PROBLEM TO WORK ON: Every line below is to be quoted exactly, with nothing added or dropped.

* begin *

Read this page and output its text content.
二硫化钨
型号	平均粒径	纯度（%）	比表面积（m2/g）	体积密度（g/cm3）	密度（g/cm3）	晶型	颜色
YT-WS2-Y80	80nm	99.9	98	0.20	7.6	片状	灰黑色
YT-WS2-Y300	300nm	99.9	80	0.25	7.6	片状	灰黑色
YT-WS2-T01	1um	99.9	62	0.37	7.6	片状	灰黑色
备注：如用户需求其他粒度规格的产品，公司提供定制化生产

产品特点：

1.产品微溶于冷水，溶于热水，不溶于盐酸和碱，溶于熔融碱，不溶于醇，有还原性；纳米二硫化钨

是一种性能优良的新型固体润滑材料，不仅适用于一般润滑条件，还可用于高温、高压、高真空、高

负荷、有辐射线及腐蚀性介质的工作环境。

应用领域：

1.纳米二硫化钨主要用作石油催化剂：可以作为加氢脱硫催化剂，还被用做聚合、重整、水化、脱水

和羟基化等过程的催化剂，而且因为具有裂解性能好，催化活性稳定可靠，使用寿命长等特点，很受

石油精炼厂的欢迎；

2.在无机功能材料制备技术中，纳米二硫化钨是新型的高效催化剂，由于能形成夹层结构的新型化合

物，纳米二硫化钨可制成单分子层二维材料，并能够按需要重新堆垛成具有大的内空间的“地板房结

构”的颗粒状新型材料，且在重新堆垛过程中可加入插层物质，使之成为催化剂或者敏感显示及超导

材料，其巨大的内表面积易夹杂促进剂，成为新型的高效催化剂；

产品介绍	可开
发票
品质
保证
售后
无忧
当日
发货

* end *

SOLVED PROBLEM:
Read this page and output its text content.
二硫化钨
型号	平均粒径	纯度（%）	比表面积（m2/g）	体积密度（g/cm3）	密度（g/cm3）	晶型	颜色
YT-WS2-Y80	80nm	99.9	98	0.20	7.6	片状	灰黑色
YT-WS2-Y300	300nm	99.9	80	0.25	7.6	片状	灰黑色
YT-WS2-T01	1um	99.9	62	0.37	7.6	片状	灰黑色
备注：如用户需求其他粒度规格的产品，公司提供定制化生产

产品特点：

1.产品微溶于冷水，溶于热水，不溶于盐酸和碱，溶于熔融碱，不溶于醇，有还原性；纳米二硫化钨

是一种性能优良的新型固体润滑材料，不仅适用于一般润滑条件，还可用于高温、高压、高真空、高

负荷、有辐射线及腐蚀性介质的工作环境。

应用领域：

1.纳米二硫化钨主要用作石油催化剂：可以作为加氢脱硫催化剂，还被用做聚合、重整、水化、脱水

和羟基化等过程的催化剂，而且因为具有裂解性能好，催化活性稳定可靠，使用寿命长等特点，很受

石油精炼厂的欢迎；

2.在无机功能材料制备技术中，纳米二硫化钨是新型的高效催化剂，由于能形成夹层结构的新型化合

物，纳米二硫化钨可制成单分子层二维材料，并能够按需要重新堆垛成具有大的内空间的“地板房结

构”的颗粒状新型材料，且在重新堆垛过程中可加入插层物质，使之成为催化剂或者敏感显示及超导

材料，其巨大的内表面积易夹杂促进剂，成为新型的高效催化剂；

产品介绍	可开
发票
品质
保证
售后
无忧
当日
发货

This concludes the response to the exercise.